#### [What is needed]
Which lines include the word "around"? Copy each of them.

** START OF Records for the task **

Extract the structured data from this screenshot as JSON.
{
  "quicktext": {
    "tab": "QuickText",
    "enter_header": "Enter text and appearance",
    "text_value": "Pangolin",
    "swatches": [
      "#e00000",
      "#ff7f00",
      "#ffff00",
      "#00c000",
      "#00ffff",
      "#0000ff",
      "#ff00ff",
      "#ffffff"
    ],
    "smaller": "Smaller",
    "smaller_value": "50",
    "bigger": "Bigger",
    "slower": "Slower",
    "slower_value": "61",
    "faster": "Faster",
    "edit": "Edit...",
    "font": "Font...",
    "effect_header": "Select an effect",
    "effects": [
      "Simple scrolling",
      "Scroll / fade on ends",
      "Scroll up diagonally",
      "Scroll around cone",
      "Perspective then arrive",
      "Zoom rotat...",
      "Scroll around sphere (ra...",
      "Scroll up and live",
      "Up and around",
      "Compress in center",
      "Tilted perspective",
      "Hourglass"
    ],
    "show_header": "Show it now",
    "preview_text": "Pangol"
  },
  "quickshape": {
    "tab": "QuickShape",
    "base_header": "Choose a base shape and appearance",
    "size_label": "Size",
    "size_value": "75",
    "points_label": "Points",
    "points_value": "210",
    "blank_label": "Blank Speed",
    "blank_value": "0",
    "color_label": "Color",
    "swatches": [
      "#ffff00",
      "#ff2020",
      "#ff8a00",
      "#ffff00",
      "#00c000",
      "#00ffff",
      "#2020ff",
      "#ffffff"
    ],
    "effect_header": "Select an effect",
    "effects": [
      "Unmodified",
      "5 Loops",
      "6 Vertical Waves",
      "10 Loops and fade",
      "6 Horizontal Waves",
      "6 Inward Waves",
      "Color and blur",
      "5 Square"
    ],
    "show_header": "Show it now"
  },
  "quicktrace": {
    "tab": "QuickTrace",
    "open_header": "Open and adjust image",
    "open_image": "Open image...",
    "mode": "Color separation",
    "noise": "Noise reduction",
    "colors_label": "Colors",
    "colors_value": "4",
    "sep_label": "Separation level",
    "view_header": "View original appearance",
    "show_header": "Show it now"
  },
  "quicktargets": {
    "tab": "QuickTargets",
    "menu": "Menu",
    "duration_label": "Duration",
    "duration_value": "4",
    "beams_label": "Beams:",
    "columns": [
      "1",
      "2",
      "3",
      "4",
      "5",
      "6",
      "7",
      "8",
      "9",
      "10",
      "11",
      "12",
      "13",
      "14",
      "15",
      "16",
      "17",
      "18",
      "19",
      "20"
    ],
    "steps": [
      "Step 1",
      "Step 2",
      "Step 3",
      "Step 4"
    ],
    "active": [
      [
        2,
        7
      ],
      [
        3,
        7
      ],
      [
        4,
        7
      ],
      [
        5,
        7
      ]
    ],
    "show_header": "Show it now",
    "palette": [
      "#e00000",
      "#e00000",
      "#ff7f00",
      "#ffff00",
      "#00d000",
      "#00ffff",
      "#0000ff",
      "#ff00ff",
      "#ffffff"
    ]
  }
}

** END OF Records for the task **

#### [Exercise answer]
      "Scroll around cone",
      "Scroll around sphere (ra...",
      "Up and around",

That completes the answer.